### GIVEN EXERCISE
Copy out all the lines where "source" shows up.

### SUPPLIED DATA
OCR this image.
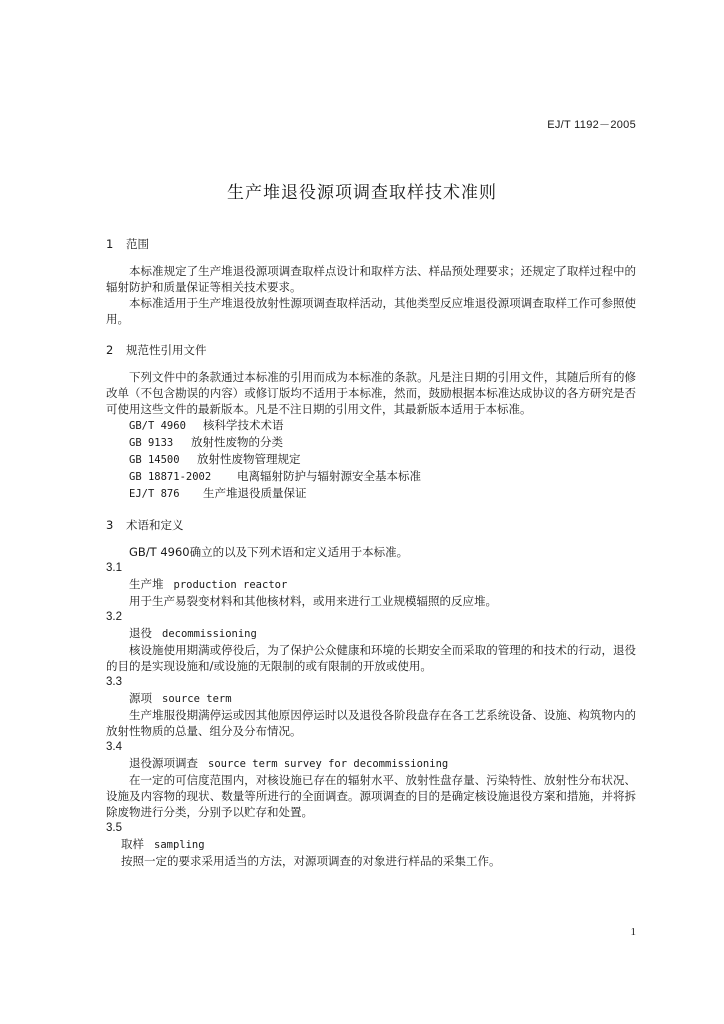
EJ/T 1192－2005
生产堆退役源项调查取样技术准则

1 范围

本标准规定了生产堆退役源项调查取样点设计和取样方法、样品预处理要求；还规定了取样过程中的辐射防护和质量保证等相关技术要求。

本标准适用于生产堆退役放射性源项调查取样活动，其他类型反应堆退役源项调查取样工作可参照使用。

2 规范性引用文件

下列文件中的条款通过本标准的引用而成为本标准的条款。凡是注日期的引用文件，其随后所有的修改单（不包含勘误的内容）或修订版均不适用于本标准，然而，鼓励根据本标准达成协议的各方研究是否可使用这些文件的最新版本。凡是不注日期的引用文件，其最新版本适用于本标准。

GB/T 4960 核科学技术术语

GB 9133 放射性废物的分类

GB 14500 放射性废物管理规定

GB 18871-2002 电离辐射防护与辐射源安全基本标准

EJ/T 876 生产堆退役质量保证

3 术语和定义

GB/T 4960确立的以及下列术语和定义适用于本标准。

3.1

生产堆 production reactor

用于生产易裂变材料和其他核材料，或用来进行工业规模辐照的反应堆。

3.2

退役 decommissioning

核设施使用期满或停役后，为了保护公众健康和环境的长期安全而采取的管理的和技术的行动，退役的目的是实现设施和/或设施的无限制的或有限制的开放或使用。

3.3

源项 source term

生产堆服役期满停运或因其他原因停运时以及退役各阶段盘存在各工艺系统设备、设施、构筑物内的放射性物质的总量、组分及分布情况。

3.4

退役源项调查 source term survey for decommissioning

在一定的可信度范围内，对核设施已存在的辐射水平、放射性盘存量、污染特性、放射性分布状况、设施及内容物的现状、数量等所进行的全面调查。源项调查的目的是确定核设施退役方案和措施，并将拆除废物进行分类，分别予以贮存和处置。

3.5

取样 sampling

按照一定的要求采用适当的方法，对源项调查的对象进行样品的采集工作。

1
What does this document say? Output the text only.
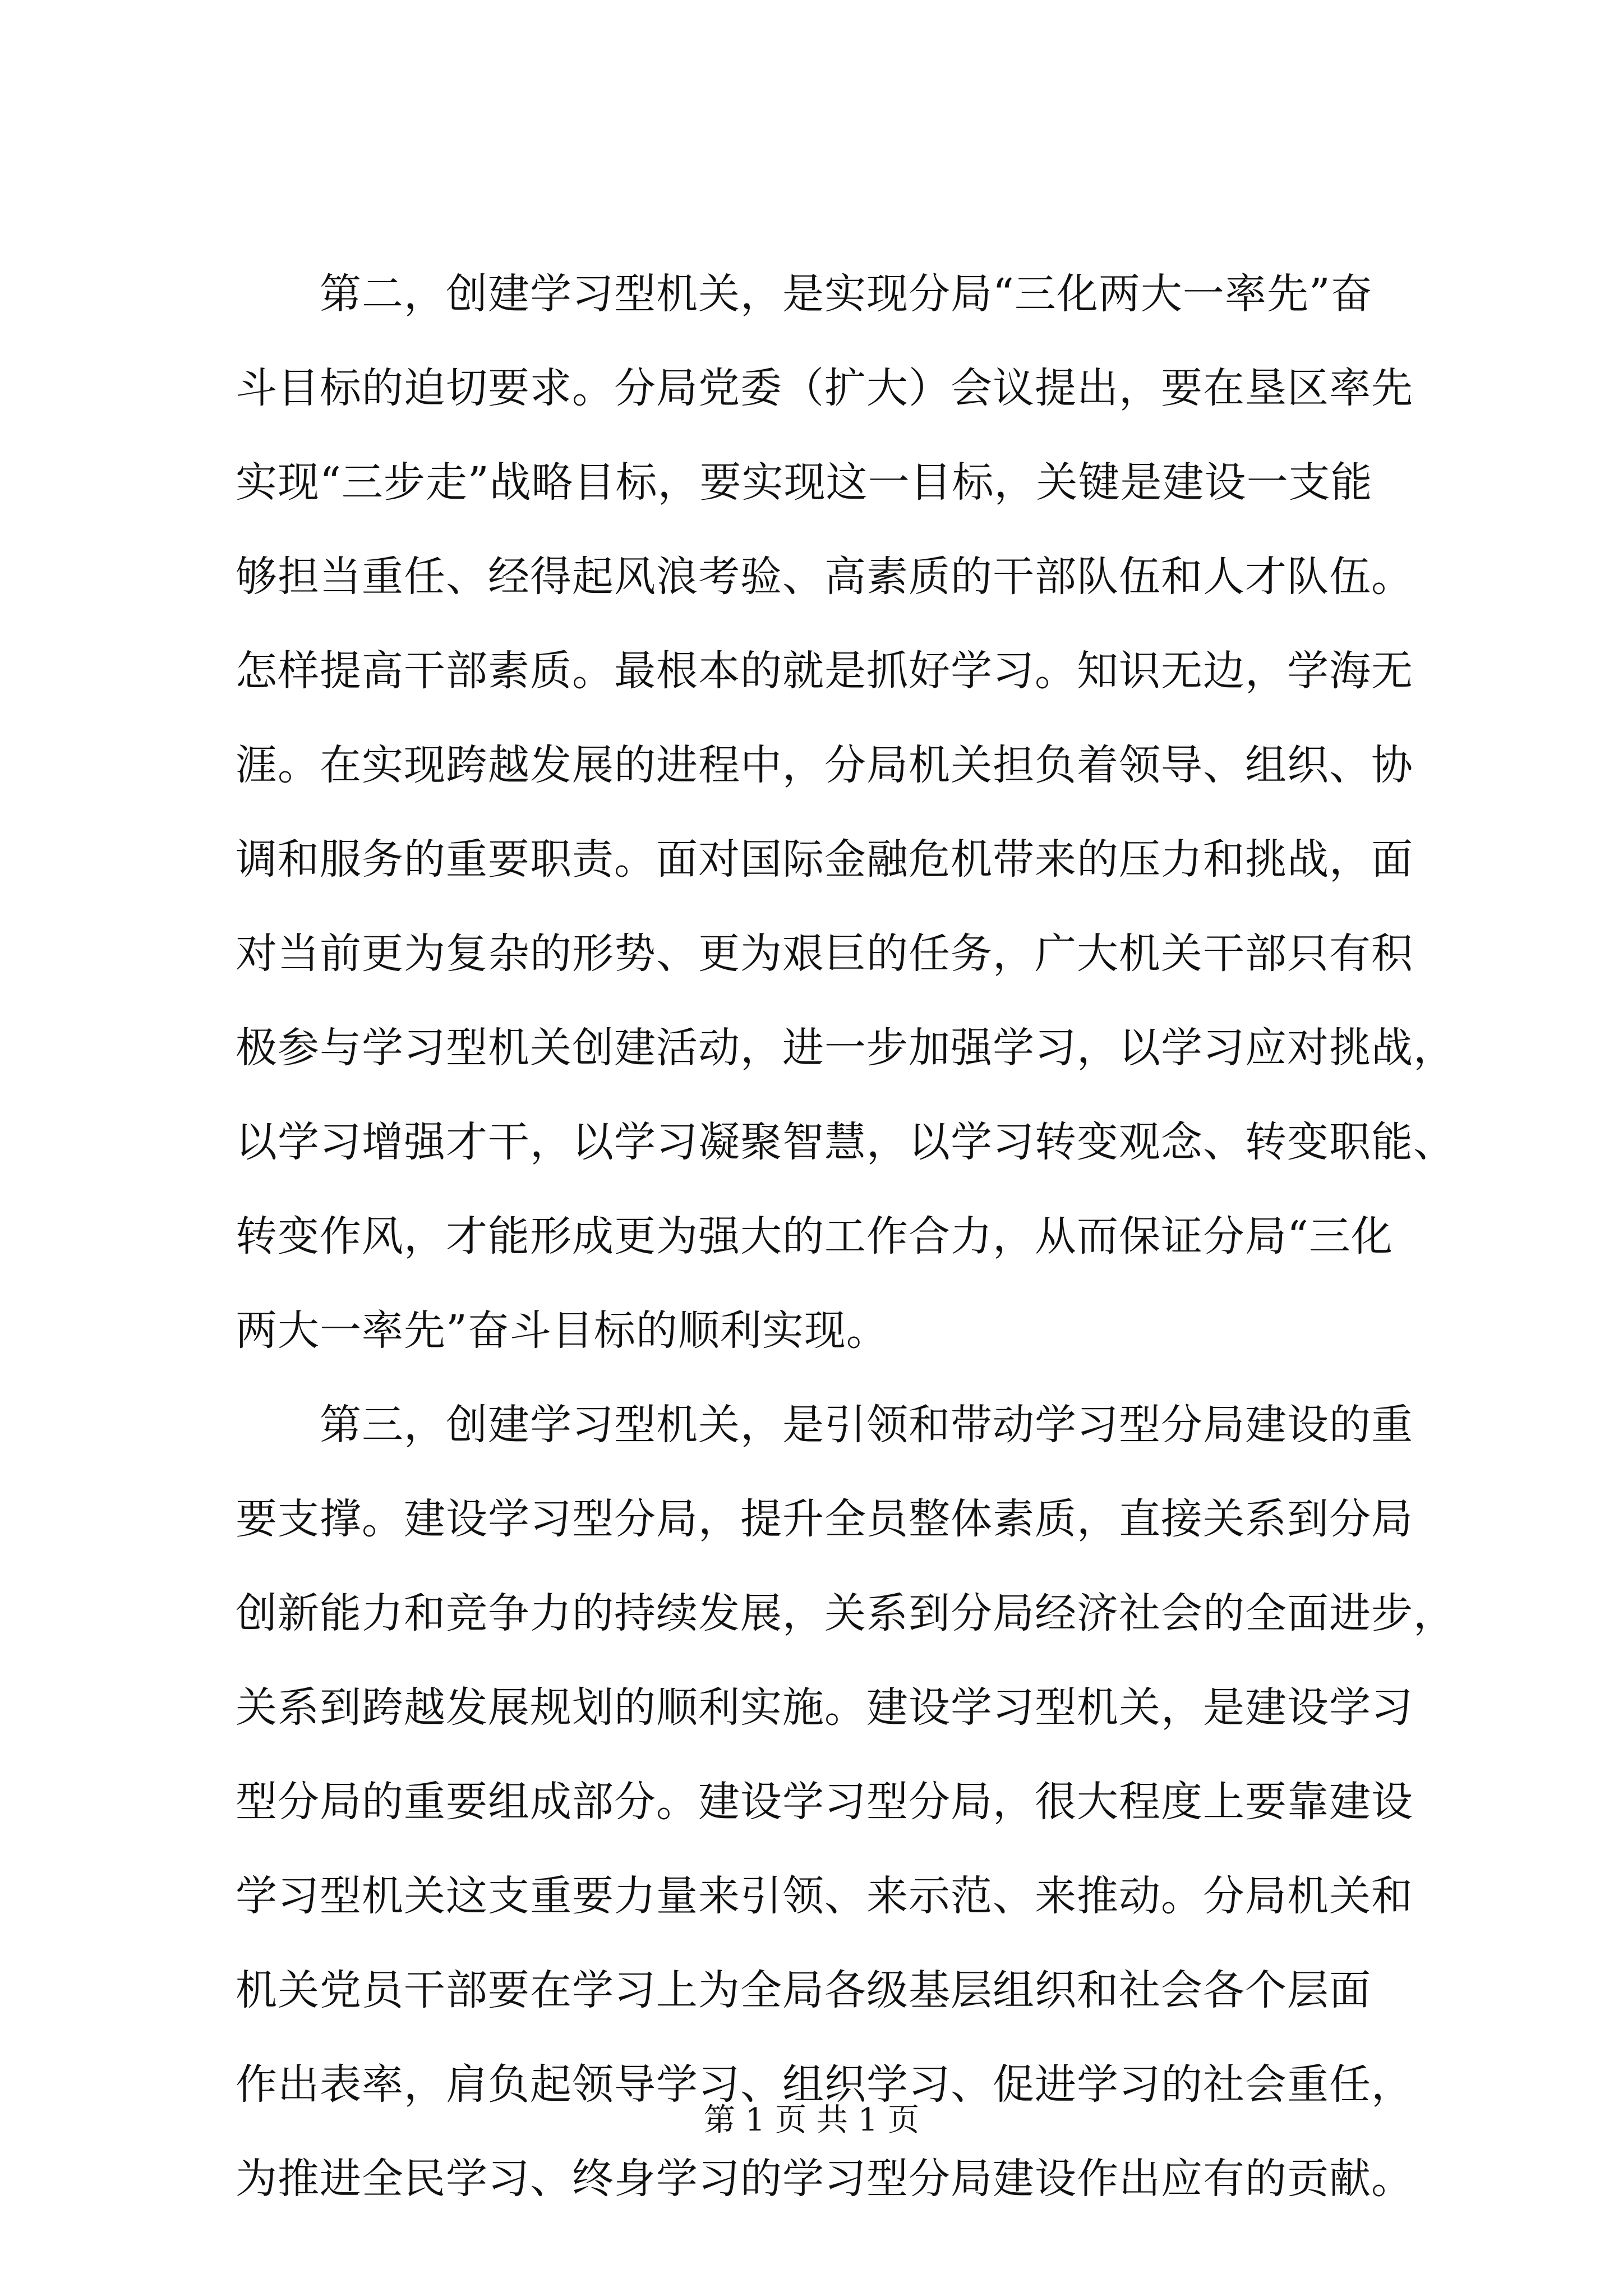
第二，创建学习型机关，是实现分局“三化两大一率先”奋
斗目标的迫切要求。分局党委（扩大）会议提出，要在垦区率先
实现“三步走”战略目标，要实现这一目标，关键是建设一支能
够担当重任、经得起风浪考验、高素质的干部队伍和人才队伍。
怎样提高干部素质。最根本的就是抓好学习。知识无边，学海无
涯。在实现跨越发展的进程中，分局机关担负着领导、组织、协
调和服务的重要职责。面对国际金融危机带来的压力和挑战，面
对当前更为复杂的形势、更为艰巨的任务，广大机关干部只有积
极参与学习型机关创建活动，进一步加强学习，以学习应对挑战，
以学习增强才干，以学习凝聚智慧，以学习转变观念、转变职能、
转变作风，才能形成更为强大的工作合力，从而保证分局“三化
两大一率先”奋斗目标的顺利实现。
第三，创建学习型机关，是引领和带动学习型分局建设的重
要支撑。建设学习型分局，提升全员整体素质，直接关系到分局
创新能力和竞争力的持续发展，关系到分局经济社会的全面进步，
关系到跨越发展规划的顺利实施。建设学习型机关，是建设学习
型分局的重要组成部分。建设学习型分局，很大程度上要靠建设
学习型机关这支重要力量来引领、来示范、来推动。分局机关和
机关党员干部要在学习上为全局各级基层组织和社会各个层面
作出表率，肩负起领导学习、组织学习、促进学习的社会重任，
为推进全民学习、终身学习的学习型分局建设作出应有的贡献。
第 1 页 共 1 页
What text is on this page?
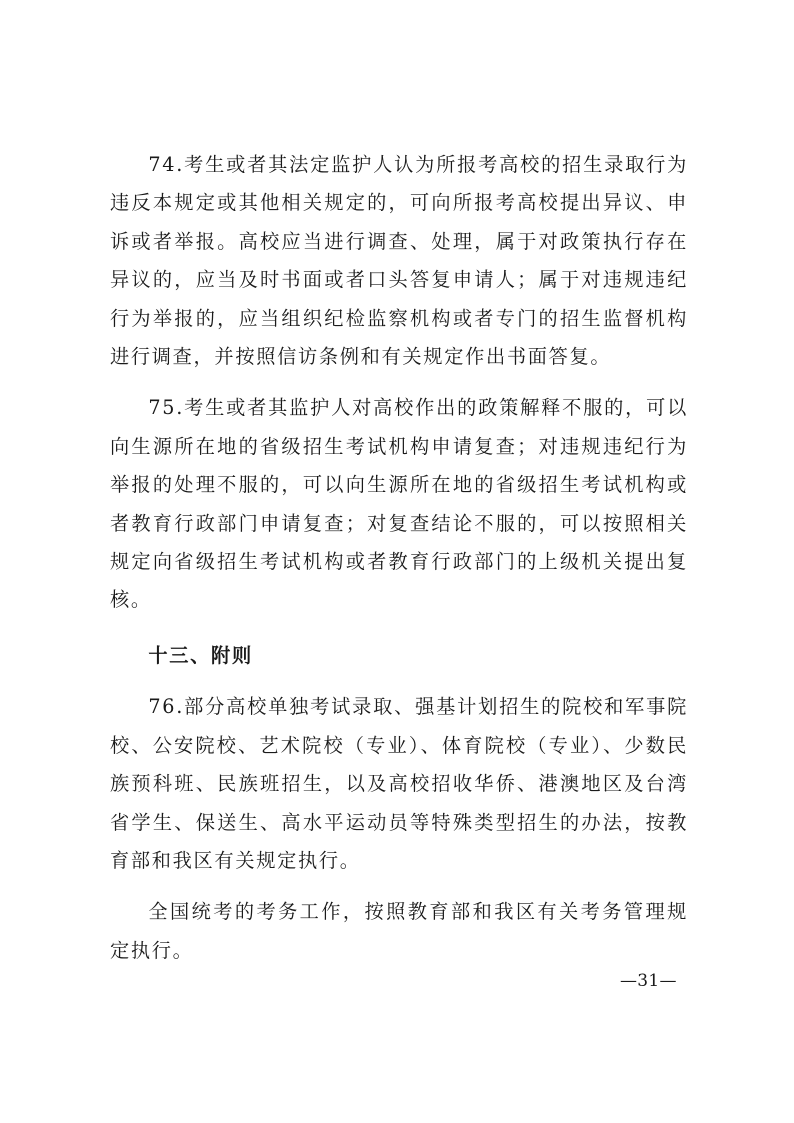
74.考生或者其法定监护人认为所报考高校的招生录取行为违反本规定或其他相关规定的，可向所报考高校提出异议、申诉或者举报。高校应当进行调查、处理，属于对政策执行存在异议的，应当及时书面或者口头答复申请人；属于对违规违纪行为举报的，应当组织纪检监察机构或者专门的招生监督机构进行调查，并按照信访条例和有关规定作出书面答复。

75.考生或者其监护人对高校作出的政策解释不服的，可以向生源所在地的省级招生考试机构申请复查；对违规违纪行为举报的处理不服的，可以向生源所在地的省级招生考试机构或者教育行政部门申请复查；对复查结论不服的，可以按照相关规定向省级招生考试机构或者教育行政部门的上级机关提出复核。

十三、附则

76.部分高校单独考试录取、强基计划招生的院校和军事院校、公安院校、艺术院校（专业）、体育院校（专业）、少数民族预科班、民族班招生，以及高校招收华侨、港澳地区及台湾省学生、保送生、高水平运动员等特殊类型招生的办法，按教育部和我区有关规定执行。

全国统考的考务工作，按照教育部和我区有关考务管理规定执行。

—31—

### CORRECT OUTPUT
源项 source term
退役源项调查 source term survey for decommissioning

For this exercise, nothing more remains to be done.